Raw records
□ □ □

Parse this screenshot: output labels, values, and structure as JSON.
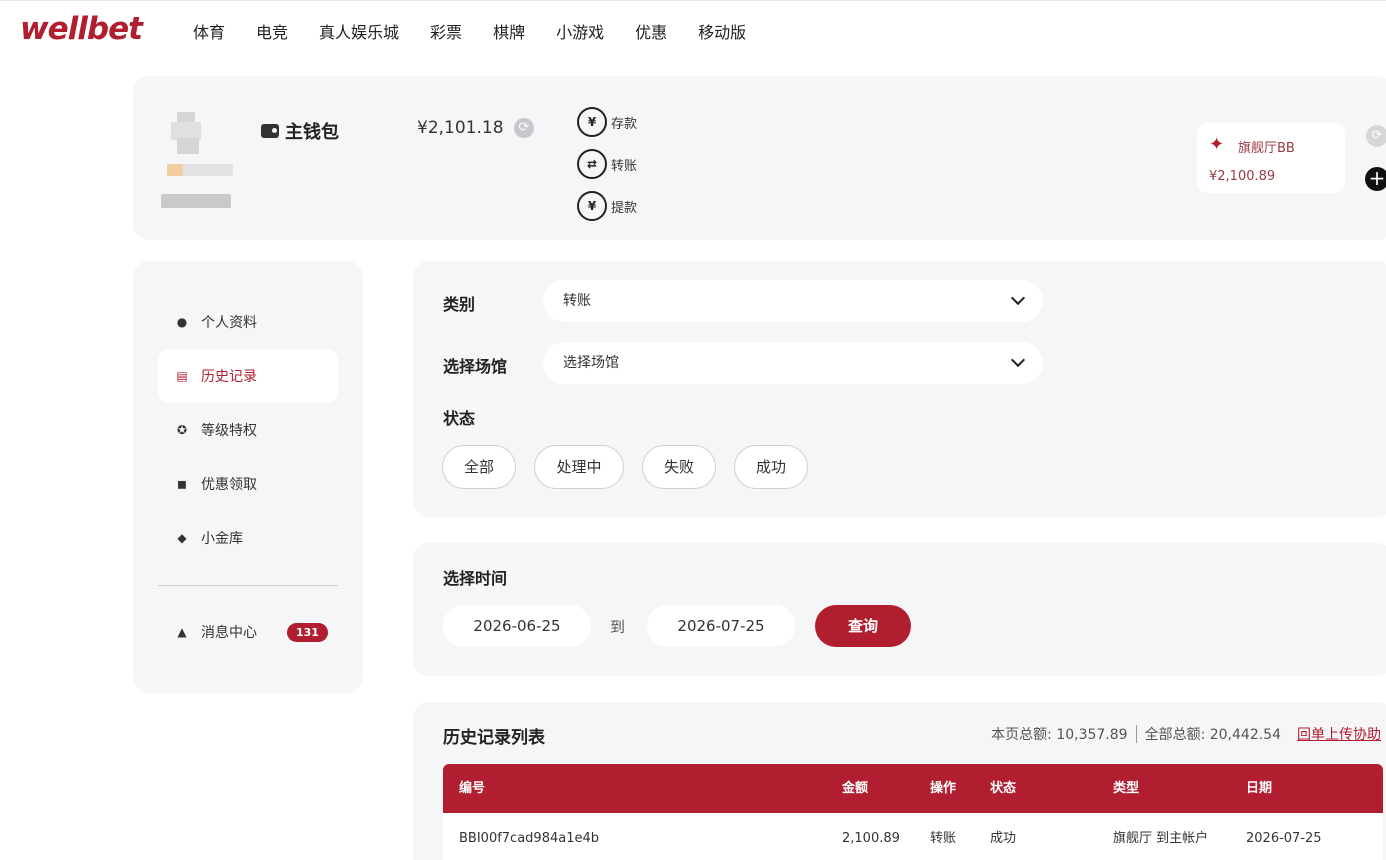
{
  "brand": {
    "logo_text": "wellbet",
    "accent_color": "#b01e30"
  },
  "nav": {
    "items": [
      "体育",
      "电竞",
      "真人娱乐城",
      "彩票",
      "棋牌",
      "小游戏",
      "优惠",
      "移动版"
    ]
  },
  "wallet": {
    "title": "主钱包",
    "balance": "¥2,101.18",
    "actions": [
      {
        "label": "存款",
        "icon": "deposit-icon"
      },
      {
        "label": "转账",
        "icon": "transfer-icon"
      },
      {
        "label": "提款",
        "icon": "withdraw-icon"
      }
    ],
    "venue": {
      "name": "旗舰厅BB",
      "balance": "¥2,100.89",
      "icon": "eagle-logo-icon"
    }
  },
  "sidebar": {
    "items": [
      {
        "label": "个人资料",
        "icon": "user-icon"
      },
      {
        "label": "历史记录",
        "icon": "document-icon",
        "active": true
      },
      {
        "label": "等级特权",
        "icon": "medal-icon"
      },
      {
        "label": "优惠领取",
        "icon": "gift-icon"
      },
      {
        "label": "小金库",
        "icon": "diamond-icon"
      }
    ],
    "message_center": {
      "label": "消息中心",
      "icon": "bell-icon",
      "badge": "131"
    }
  },
  "filters": {
    "category_label": "类别",
    "category_value": "转账",
    "venue_label": "选择场馆",
    "venue_placeholder": "选择场馆",
    "status_label": "状态",
    "status_options": [
      "全部",
      "处理中",
      "失败",
      "成功"
    ]
  },
  "date_range": {
    "label": "选择时间",
    "start": "2026-06-25",
    "to_label": "到",
    "end": "2026-07-25",
    "query_label": "查询"
  },
  "history": {
    "title": "历史记录列表",
    "page_total": "本页总额: 10,357.89",
    "all_total": "全部总额: 20,442.54",
    "help_link": "回单上传协助",
    "columns": [
      "编号",
      "金额",
      "操作",
      "状态",
      "类型",
      "日期"
    ],
    "rows": [
      [
        "BBI00f7cad984a1e4b",
        "2,100.89",
        "转账",
        "成功",
        "旗舰厅 到主帐户",
        "2026-07-25"
      ]
    ]
  }
}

□ □ □

Among the entries above, identify all lines with "icon" and copy them.

        "icon": "deposit-icon"
        "icon": "transfer-icon"
        "icon": "withdraw-icon"
      "icon": "eagle-logo-icon"
        "icon": "user-icon"
        "icon": "document-icon",
        "icon": "medal-icon"
        "icon": "gift-icon"
        "icon": "diamond-icon"
      "icon": "bell-icon",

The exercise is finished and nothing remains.